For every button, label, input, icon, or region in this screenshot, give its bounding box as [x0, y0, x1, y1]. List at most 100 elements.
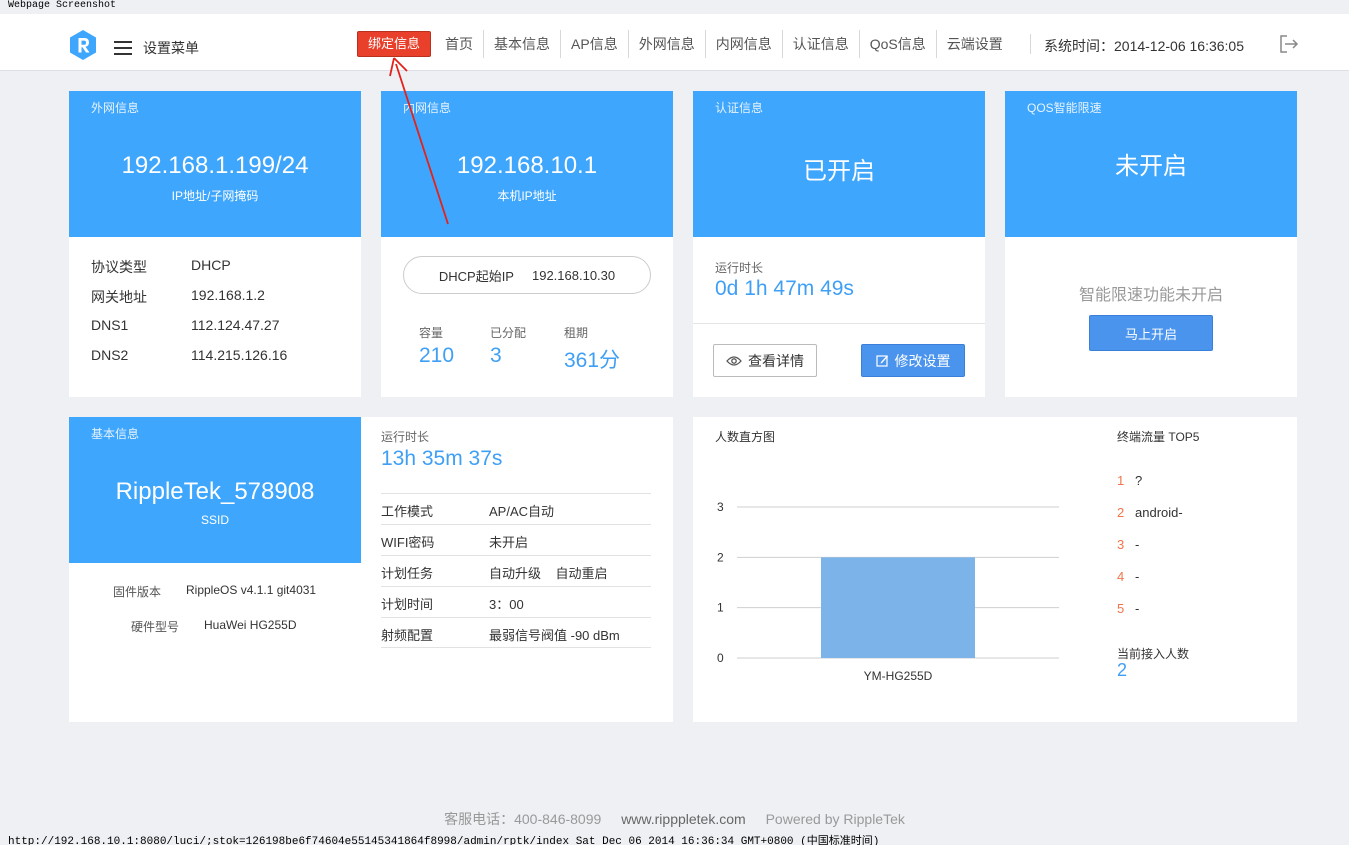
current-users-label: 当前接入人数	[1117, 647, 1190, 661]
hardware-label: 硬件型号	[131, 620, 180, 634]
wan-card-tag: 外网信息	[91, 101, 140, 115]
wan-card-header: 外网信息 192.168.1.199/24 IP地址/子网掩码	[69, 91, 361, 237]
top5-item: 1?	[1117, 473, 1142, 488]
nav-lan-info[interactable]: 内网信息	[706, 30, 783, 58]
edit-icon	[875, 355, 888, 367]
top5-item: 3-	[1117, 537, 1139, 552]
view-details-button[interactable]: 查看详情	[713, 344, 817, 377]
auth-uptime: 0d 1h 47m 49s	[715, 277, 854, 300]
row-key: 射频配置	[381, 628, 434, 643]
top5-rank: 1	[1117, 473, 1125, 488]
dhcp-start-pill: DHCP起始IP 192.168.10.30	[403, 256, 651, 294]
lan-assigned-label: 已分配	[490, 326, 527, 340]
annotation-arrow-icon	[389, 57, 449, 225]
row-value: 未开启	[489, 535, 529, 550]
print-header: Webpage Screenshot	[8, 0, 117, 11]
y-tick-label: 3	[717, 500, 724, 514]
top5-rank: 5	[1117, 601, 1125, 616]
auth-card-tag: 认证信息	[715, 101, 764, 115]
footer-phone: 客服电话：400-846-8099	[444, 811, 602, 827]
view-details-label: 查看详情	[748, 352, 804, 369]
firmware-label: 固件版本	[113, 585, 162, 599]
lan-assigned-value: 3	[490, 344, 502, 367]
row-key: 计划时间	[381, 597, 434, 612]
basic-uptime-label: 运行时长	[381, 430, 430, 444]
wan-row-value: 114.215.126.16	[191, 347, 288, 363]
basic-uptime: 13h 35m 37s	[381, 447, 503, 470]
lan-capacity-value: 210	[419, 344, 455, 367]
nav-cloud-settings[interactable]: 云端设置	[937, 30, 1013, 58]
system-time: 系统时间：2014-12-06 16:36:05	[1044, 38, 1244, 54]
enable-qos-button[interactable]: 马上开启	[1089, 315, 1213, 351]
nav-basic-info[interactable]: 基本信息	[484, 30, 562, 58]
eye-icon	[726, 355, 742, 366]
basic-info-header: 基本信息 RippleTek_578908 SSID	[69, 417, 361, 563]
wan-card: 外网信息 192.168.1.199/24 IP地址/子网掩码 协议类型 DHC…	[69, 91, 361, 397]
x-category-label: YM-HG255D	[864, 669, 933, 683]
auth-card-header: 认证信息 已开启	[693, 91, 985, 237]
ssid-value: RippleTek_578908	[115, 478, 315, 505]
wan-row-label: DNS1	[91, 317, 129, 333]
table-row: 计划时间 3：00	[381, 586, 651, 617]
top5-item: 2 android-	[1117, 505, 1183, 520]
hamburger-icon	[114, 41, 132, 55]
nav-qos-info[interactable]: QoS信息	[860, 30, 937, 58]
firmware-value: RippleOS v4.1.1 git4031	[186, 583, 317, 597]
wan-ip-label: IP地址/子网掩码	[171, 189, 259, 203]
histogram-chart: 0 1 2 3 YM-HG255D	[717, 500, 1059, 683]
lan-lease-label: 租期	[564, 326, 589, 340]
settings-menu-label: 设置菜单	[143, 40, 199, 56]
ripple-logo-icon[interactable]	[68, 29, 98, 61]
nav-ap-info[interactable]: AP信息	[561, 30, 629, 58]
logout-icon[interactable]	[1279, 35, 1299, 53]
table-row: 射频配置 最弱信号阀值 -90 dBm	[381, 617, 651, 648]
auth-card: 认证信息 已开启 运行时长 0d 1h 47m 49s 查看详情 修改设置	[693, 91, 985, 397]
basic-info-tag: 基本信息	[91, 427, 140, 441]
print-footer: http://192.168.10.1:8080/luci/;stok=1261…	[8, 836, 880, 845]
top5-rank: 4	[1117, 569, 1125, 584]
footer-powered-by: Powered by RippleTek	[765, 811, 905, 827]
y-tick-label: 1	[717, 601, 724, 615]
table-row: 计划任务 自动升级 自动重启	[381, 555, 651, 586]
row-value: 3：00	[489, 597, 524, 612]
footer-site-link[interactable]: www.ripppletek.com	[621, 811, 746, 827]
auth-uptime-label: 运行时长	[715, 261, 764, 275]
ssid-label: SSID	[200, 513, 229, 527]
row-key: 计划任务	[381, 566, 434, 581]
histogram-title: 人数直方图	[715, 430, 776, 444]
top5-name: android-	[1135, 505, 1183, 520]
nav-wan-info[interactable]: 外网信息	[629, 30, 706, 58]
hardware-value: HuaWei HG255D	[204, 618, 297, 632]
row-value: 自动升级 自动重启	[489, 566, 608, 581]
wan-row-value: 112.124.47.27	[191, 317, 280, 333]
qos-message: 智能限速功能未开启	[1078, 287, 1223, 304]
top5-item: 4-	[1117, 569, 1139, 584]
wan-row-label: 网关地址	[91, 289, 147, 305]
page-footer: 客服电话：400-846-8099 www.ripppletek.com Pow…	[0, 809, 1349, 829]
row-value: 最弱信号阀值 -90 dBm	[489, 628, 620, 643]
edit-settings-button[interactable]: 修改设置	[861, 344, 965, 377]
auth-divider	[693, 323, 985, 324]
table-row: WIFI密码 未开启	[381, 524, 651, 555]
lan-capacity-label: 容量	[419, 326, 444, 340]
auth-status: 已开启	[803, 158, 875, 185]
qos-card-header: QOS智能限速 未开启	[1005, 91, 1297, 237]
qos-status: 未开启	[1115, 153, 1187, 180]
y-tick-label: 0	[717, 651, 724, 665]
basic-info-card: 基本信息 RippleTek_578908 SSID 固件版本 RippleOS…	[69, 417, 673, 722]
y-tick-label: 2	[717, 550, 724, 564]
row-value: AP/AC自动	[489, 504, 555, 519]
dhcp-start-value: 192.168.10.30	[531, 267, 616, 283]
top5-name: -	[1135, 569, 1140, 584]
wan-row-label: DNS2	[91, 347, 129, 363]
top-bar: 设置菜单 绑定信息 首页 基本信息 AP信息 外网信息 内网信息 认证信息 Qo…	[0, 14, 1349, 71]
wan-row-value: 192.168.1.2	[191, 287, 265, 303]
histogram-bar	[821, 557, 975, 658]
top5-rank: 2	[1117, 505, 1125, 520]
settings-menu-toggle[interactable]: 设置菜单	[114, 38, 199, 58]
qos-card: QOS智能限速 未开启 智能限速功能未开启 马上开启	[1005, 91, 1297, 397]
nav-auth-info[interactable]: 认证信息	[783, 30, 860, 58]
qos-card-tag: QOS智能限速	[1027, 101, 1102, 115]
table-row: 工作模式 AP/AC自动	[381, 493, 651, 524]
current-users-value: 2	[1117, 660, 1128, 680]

• • • •

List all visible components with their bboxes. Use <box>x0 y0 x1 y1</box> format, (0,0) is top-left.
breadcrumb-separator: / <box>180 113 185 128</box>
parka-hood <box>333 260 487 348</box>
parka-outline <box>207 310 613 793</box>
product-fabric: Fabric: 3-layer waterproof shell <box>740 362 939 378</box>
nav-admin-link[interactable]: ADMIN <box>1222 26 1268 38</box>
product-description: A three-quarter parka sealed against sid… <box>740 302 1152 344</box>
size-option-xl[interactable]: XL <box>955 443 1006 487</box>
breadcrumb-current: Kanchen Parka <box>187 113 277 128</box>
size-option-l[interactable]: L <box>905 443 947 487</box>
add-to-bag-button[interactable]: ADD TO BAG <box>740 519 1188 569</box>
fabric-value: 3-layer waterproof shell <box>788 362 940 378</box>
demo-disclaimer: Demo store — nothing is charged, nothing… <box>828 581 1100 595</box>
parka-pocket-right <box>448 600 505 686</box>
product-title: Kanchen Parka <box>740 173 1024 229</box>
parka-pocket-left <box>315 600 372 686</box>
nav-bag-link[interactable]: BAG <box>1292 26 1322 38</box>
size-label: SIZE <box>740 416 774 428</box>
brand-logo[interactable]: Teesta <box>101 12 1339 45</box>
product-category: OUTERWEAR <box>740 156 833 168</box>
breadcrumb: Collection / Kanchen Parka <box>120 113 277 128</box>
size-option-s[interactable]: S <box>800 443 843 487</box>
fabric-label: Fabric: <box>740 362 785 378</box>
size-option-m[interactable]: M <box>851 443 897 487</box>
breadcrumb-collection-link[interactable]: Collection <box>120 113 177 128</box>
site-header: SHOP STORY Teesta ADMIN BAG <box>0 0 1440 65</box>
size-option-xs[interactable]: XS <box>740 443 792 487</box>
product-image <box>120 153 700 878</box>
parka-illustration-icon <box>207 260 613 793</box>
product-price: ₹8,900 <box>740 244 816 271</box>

• • • •

» Goal
In the listing, substitute "top5-position" for every "top5-rank" in the lines from the one with "647, 1190, 661]" to the one with "basic-info-header: 基本信息 RippleTek_578908". Return only those lines, with everything else left as it is.

» Task output
current-users-label: 当前接入人数	[1117, 647, 1190, 661]
hardware-label: 硬件型号	[131, 620, 180, 634]
wan-card-tag: 外网信息	[91, 101, 140, 115]
wan-card-header: 外网信息 192.168.1.199/24 IP地址/子网掩码	[69, 91, 361, 237]
top5-item: 1?	[1117, 473, 1142, 488]
nav-lan-info[interactable]: 内网信息	[706, 30, 783, 58]
edit-icon	[875, 355, 888, 367]
top5-item: 3-	[1117, 537, 1139, 552]
view-details-button[interactable]: 查看详情	[713, 344, 817, 377]
auth-uptime: 0d 1h 47m 49s	[715, 277, 854, 300]
row-key: 射频配置	[381, 628, 434, 643]
top5-position: 1	[1117, 473, 1125, 488]
dhcp-start-pill: DHCP起始IP 192.168.10.30	[403, 256, 651, 294]
lan-assigned-label: 已分配	[490, 326, 527, 340]
annotation-arrow-icon	[389, 57, 449, 225]
row-value: 未开启	[489, 535, 529, 550]
print-header: Webpage Screenshot	[8, 0, 117, 11]
y-tick-label: 3	[717, 500, 724, 514]
top5-position: 5	[1117, 601, 1125, 616]
auth-card-tag: 认证信息	[715, 101, 764, 115]
footer-phone: 客服电话：400-846-8099	[444, 811, 602, 827]
view-details-label: 查看详情	[748, 352, 804, 369]
firmware-label: 固件版本	[113, 585, 162, 599]
lan-assigned-value: 3	[490, 344, 502, 367]
row-key: 计划时间	[381, 597, 434, 612]
basic-uptime-label: 运行时长	[381, 430, 430, 444]
wan-row-value: 114.215.126.16	[191, 347, 288, 363]
basic-uptime: 13h 35m 37s	[381, 447, 503, 470]
lan-capacity-value: 210	[419, 344, 455, 367]
nav-cloud-settings[interactable]: 云端设置	[937, 30, 1013, 58]
system-time: 系统时间：2014-12-06 16:36:05	[1044, 38, 1244, 54]
enable-qos-button[interactable]: 马上开启	[1089, 315, 1213, 351]
nav-basic-info[interactable]: 基本信息	[484, 30, 562, 58]
eye-icon	[726, 355, 742, 366]
basic-info-header: 基本信息 RippleTek_578908 SSID	[69, 417, 361, 563]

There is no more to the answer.